==== Data entries ====
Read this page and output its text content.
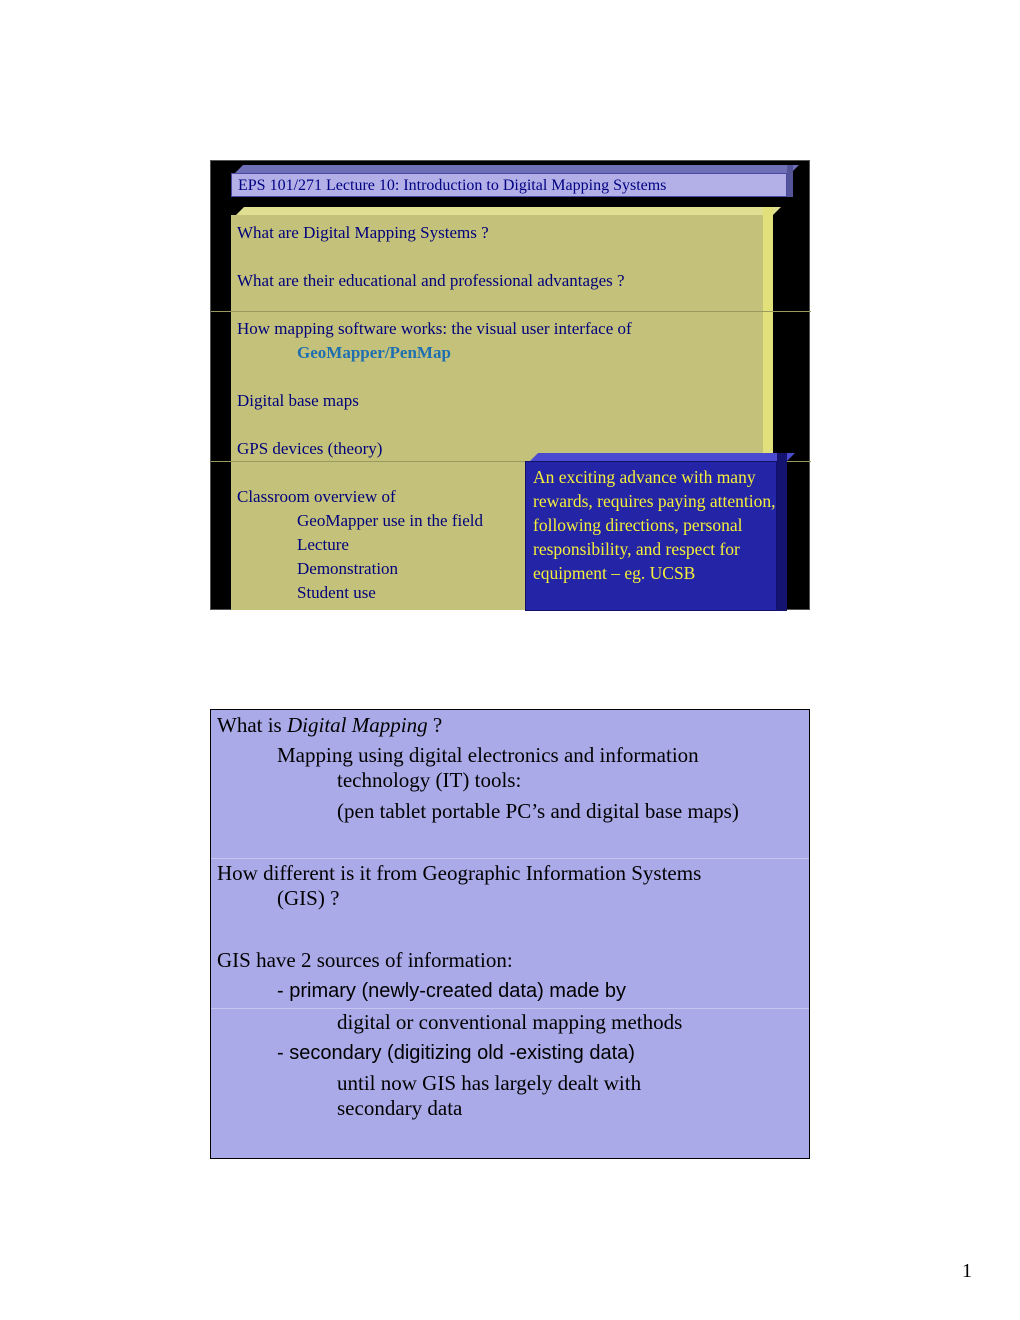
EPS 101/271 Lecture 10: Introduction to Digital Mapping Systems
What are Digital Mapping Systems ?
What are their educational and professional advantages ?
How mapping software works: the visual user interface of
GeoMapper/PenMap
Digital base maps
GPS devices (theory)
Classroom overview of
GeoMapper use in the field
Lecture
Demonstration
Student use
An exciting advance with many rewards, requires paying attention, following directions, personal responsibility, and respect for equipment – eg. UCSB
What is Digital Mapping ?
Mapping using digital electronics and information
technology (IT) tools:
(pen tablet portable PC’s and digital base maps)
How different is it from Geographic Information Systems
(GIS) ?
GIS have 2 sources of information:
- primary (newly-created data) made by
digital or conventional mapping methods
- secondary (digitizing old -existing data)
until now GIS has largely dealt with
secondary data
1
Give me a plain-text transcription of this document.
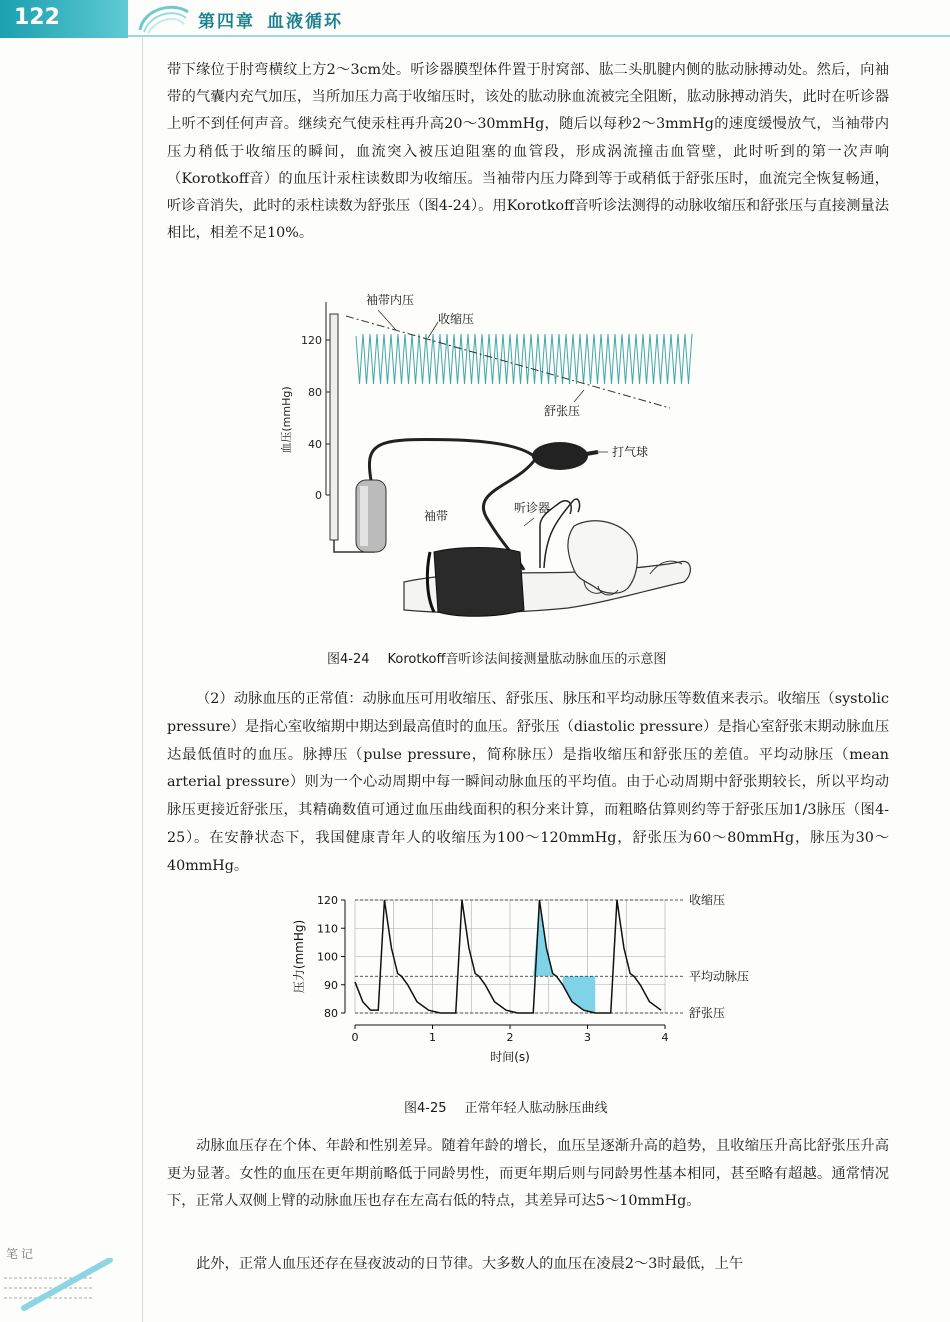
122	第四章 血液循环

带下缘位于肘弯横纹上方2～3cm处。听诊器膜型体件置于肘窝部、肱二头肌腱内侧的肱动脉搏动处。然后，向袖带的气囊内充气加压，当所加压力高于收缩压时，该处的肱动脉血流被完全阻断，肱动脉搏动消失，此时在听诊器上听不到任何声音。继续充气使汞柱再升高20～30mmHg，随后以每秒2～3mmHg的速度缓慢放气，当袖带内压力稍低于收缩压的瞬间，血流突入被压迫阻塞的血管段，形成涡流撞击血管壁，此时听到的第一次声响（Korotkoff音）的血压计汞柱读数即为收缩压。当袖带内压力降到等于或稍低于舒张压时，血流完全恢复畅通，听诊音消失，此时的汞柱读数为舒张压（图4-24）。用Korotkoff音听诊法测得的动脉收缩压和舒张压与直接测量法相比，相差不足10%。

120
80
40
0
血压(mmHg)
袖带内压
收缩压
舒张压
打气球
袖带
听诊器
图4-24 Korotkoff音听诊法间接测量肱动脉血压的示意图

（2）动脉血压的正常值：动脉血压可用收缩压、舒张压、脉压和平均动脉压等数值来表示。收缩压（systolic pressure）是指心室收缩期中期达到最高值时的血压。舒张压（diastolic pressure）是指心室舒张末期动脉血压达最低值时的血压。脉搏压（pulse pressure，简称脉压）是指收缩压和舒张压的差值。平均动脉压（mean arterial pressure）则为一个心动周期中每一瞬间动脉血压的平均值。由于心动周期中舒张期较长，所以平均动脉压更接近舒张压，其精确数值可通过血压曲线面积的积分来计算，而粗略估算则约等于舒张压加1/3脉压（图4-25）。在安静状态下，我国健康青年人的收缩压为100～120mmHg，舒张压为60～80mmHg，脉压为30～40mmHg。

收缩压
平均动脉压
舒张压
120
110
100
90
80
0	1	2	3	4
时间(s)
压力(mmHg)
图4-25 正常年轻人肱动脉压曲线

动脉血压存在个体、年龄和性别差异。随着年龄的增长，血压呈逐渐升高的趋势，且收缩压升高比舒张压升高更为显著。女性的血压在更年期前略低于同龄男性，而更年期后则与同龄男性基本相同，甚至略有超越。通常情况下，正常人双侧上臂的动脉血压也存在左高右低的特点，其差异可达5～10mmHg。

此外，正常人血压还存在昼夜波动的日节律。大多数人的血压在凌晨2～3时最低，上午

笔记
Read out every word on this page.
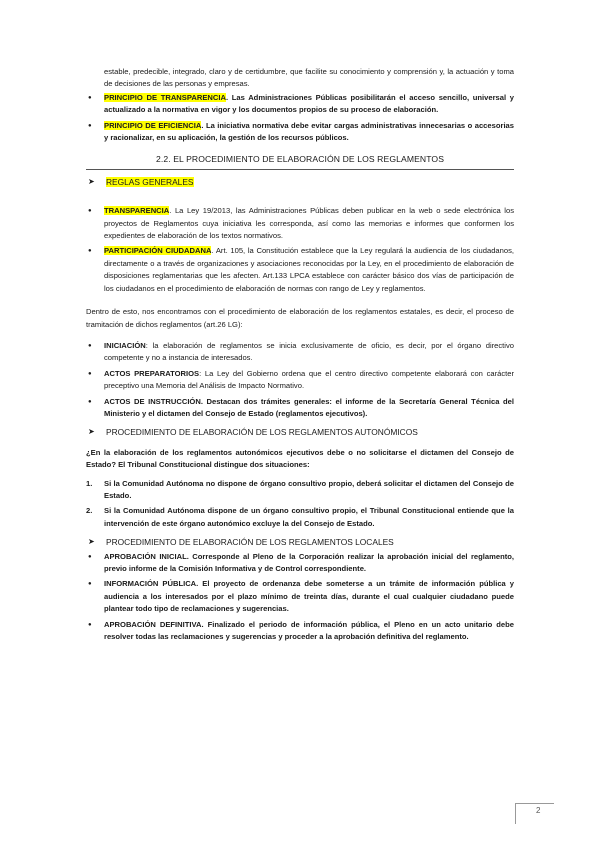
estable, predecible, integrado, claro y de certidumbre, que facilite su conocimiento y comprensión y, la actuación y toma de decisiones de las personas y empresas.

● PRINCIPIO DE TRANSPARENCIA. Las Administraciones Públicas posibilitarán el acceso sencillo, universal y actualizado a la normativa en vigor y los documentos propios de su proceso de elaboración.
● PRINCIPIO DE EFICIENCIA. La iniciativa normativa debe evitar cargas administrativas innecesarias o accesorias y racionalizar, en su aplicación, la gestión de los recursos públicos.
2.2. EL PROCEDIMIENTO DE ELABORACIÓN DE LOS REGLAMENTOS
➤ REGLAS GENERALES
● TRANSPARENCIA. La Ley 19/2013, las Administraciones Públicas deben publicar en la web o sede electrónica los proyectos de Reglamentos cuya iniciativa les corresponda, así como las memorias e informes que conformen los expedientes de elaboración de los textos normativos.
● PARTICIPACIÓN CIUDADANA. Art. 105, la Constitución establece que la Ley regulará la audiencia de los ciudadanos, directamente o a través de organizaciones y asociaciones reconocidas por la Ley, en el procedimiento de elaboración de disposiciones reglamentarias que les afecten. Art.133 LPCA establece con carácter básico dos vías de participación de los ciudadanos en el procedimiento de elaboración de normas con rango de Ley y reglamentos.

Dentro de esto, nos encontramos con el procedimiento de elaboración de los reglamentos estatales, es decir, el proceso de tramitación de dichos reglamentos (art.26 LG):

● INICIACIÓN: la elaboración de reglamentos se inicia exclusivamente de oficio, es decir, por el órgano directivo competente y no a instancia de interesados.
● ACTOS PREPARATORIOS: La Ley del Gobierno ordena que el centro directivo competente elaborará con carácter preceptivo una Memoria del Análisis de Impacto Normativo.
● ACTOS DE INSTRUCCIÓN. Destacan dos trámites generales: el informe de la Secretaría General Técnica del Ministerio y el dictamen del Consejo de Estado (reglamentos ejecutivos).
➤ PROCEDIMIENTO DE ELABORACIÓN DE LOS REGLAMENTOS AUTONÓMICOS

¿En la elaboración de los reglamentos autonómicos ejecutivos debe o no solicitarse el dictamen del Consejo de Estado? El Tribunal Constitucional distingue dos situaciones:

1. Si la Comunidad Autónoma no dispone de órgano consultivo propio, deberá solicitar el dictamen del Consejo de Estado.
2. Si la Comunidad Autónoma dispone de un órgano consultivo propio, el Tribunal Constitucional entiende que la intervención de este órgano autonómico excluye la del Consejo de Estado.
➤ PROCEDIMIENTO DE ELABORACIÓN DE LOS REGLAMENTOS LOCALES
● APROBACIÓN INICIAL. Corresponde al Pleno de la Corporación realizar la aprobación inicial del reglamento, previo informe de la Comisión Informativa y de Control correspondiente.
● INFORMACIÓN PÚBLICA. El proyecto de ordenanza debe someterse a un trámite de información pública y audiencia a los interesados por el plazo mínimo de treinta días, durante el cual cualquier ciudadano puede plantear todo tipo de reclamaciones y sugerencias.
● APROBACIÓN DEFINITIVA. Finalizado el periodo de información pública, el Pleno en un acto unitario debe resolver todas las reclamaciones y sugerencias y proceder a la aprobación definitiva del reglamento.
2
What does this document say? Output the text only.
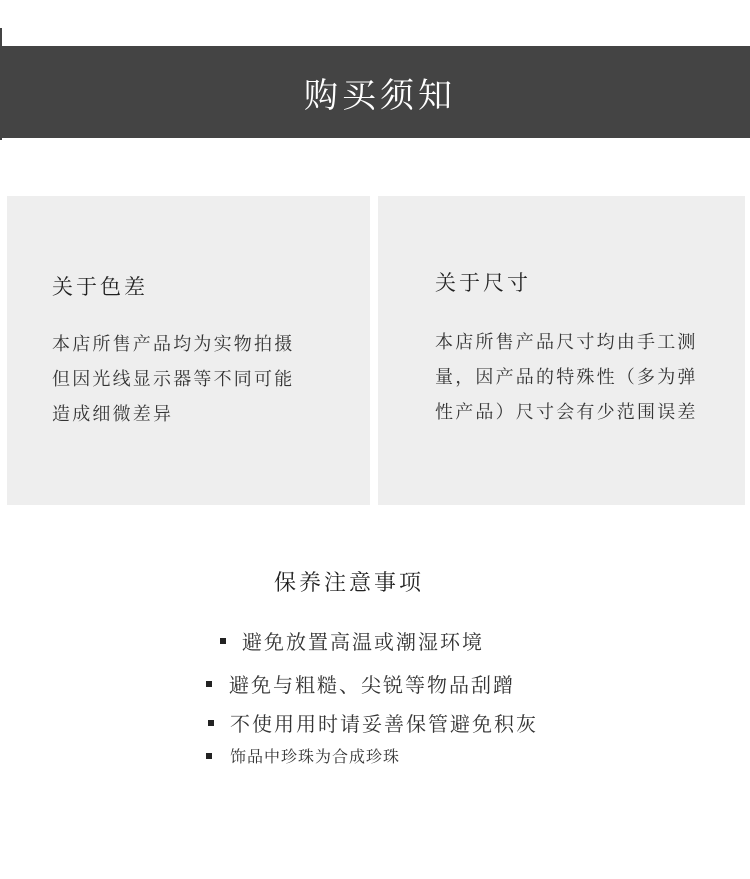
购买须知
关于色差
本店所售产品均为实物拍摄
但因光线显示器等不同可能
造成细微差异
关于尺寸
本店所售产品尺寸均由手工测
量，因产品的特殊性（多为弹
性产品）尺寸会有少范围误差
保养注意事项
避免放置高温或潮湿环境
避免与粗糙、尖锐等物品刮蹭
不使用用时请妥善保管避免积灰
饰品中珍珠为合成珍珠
====
| The exercise |
Pictures are excluded; output everything else in the data verbatim.

| Problem solution |
Read this page and output its text content.
EPS 101/271 Lecture 10: Introduction to Digital Mapping Systems
What are Digital Mapping Systems ?
What are their educational and professional advantages ?
How mapping software works: the visual user interface of
GeoMapper/PenMap
Digital base maps
GPS devices (theory)
Classroom overview of
GeoMapper use in the field
Lecture
Demonstration
Student use
An exciting advance with many rewards, requires paying attention, following directions, personal responsibility, and respect for equipment – eg. UCSB
What is Digital Mapping ?
Mapping using digital electronics and information
technology (IT) tools:
(pen tablet portable PC’s and digital base maps)
How different is it from Geographic Information Systems
(GIS) ?
GIS have 2 sources of information:
- primary (newly-created data) made by
digital or conventional mapping methods
- secondary (digitizing old -existing data)
until now GIS has largely dealt with
secondary data
1
Give me a plain-text transcription of this document.
122	第四章 血液循环

带下缘位于肘弯横纹上方2～3cm处。听诊器膜型体件置于肘窝部、肱二头肌腱内侧的肱动脉搏动处。然后，向袖带的气囊内充气加压，当所加压力高于收缩压时，该处的肱动脉血流被完全阻断，肱动脉搏动消失，此时在听诊器上听不到任何声音。继续充气使汞柱再升高20～30mmHg，随后以每秒2～3mmHg的速度缓慢放气，当袖带内压力稍低于收缩压的瞬间，血流突入被压迫阻塞的血管段，形成涡流撞击血管壁，此时听到的第一次声响（Korotkoff音）的血压计汞柱读数即为收缩压。当袖带内压力降到等于或稍低于舒张压时，血流完全恢复畅通，听诊音消失，此时的汞柱读数为舒张压（图4-24）。用Korotkoff音听诊法测得的动脉收缩压和舒张压与直接测量法相比，相差不足10%。

120
80
40
0
血压(mmHg)
袖带内压
收缩压
舒张压
打气球
袖带
听诊器
图4-24 Korotkoff音听诊法间接测量肱动脉血压的示意图

（2）动脉血压的正常值：动脉血压可用收缩压、舒张压、脉压和平均动脉压等数值来表示。收缩压（systolic pressure）是指心室收缩期中期达到最高值时的血压。舒张压（diastolic pressure）是指心室舒张末期动脉血压达最低值时的血压。脉搏压（pulse pressure，简称脉压）是指收缩压和舒张压的差值。平均动脉压（mean arterial pressure）则为一个心动周期中每一瞬间动脉血压的平均值。由于心动周期中舒张期较长，所以平均动脉压更接近舒张压，其精确数值可通过血压曲线面积的积分来计算，而粗略估算则约等于舒张压加1/3脉压（图4-25）。在安静状态下，我国健康青年人的收缩压为100～120mmHg，舒张压为60～80mmHg，脉压为30～40mmHg。

收缩压
平均动脉压
舒张压
120
110
100
90
80
0	1	2	3	4
时间(s)
压力(mmHg)
图4-25 正常年轻人肱动脉压曲线

动脉血压存在个体、年龄和性别差异。随着年龄的增长，血压呈逐渐升高的趋势，且收缩压升高比舒张压升高更为显著。女性的血压在更年期前略低于同龄男性，而更年期后则与同龄男性基本相同，甚至略有超越。通常情况下，正常人双侧上臂的动脉血压也存在左高右低的特点，其差异可达5～10mmHg。

此外，正常人血压还存在昼夜波动的日节律。大多数人的血压在凌晨2～3时最低，上午

笔记
Read out every word on this page.
estable, predecible, integrado, claro y de certidumbre, que facilite su conocimiento y comprensión y, la actuación y toma de decisiones de las personas y empresas.

● PRINCIPIO DE TRANSPARENCIA. Las Administraciones Públicas posibilitarán el acceso sencillo, universal y actualizado a la normativa en vigor y los documentos propios de su proceso de elaboración.
● PRINCIPIO DE EFICIENCIA. La iniciativa normativa debe evitar cargas administrativas innecesarias o accesorias y racionalizar, en su aplicación, la gestión de los recursos públicos.
2.2. EL PROCEDIMIENTO DE ELABORACIÓN DE LOS REGLAMENTOS
➤ REGLAS GENERALES
● TRANSPARENCIA. La Ley 19/2013, las Administraciones Públicas deben publicar en la web o sede electrónica los proyectos de Reglamentos cuya iniciativa les corresponda, así como las memorias e informes que conformen los expedientes de elaboración de los textos normativos.
● PARTICIPACIÓN CIUDADANA. Art. 105, la Constitución establece que la Ley regulará la audiencia de los ciudadanos, directamente o a través de organizaciones y asociaciones reconocidas por la Ley, en el procedimiento de elaboración de disposiciones reglamentarias que les afecten. Art.133 LPCA establece con carácter básico dos vías de participación de los ciudadanos en el procedimiento de elaboración de normas con rango de Ley y reglamentos.

Dentro de esto, nos encontramos con el procedimiento de elaboración de los reglamentos estatales, es decir, el proceso de tramitación de dichos reglamentos (art.26 LG):

● INICIACIÓN: la elaboración de reglamentos se inicia exclusivamente de oficio, es decir, por el órgano directivo competente y no a instancia de interesados.
● ACTOS PREPARATORIOS: La Ley del Gobierno ordena que el centro directivo competente elaborará con carácter preceptivo una Memoria del Análisis de Impacto Normativo.
● ACTOS DE INSTRUCCIÓN. Destacan dos trámites generales: el informe de la Secretaría General Técnica del Ministerio y el dictamen del Consejo de Estado (reglamentos ejecutivos).
➤ PROCEDIMIENTO DE ELABORACIÓN DE LOS REGLAMENTOS AUTONÓMICOS

¿En la elaboración de los reglamentos autonómicos ejecutivos debe o no solicitarse el dictamen del Consejo de Estado? El Tribunal Constitucional distingue dos situaciones:

1. Si la Comunidad Autónoma no dispone de órgano consultivo propio, deberá solicitar el dictamen del Consejo de Estado.
2. Si la Comunidad Autónoma dispone de un órgano consultivo propio, el Tribunal Constitucional entiende que la intervención de este órgano autonómico excluye la del Consejo de Estado.
➤ PROCEDIMIENTO DE ELABORACIÓN DE LOS REGLAMENTOS LOCALES
● APROBACIÓN INICIAL. Corresponde al Pleno de la Corporación realizar la aprobación inicial del reglamento, previo informe de la Comisión Informativa y de Control correspondiente.
● INFORMACIÓN PÚBLICA. El proyecto de ordenanza debe someterse a un trámite de información pública y audiencia a los interesados por el plazo mínimo de treinta días, durante el cual cualquier ciudadano puede plantear todo tipo de reclamaciones y sugerencias.
● APROBACIÓN DEFINITIVA. Finalizado el periodo de información pública, el Pleno en un acto unitario debe resolver todas las reclamaciones y sugerencias y proceder a la aprobación definitiva del reglamento.
2
What does this document say? Output the text only.
购买须知
关于色差
本店所售产品均为实物拍摄
但因光线显示器等不同可能
造成细微差异
关于尺寸
本店所售产品尺寸均由手工测
量，因产品的特殊性（多为弹
性产品）尺寸会有少范围误差
保养注意事项
避免放置高温或潮湿环境
避免与粗糙、尖锐等物品刮蹭
不使用用时请妥善保管避免积灰
饰品中珍珠为合成珍珠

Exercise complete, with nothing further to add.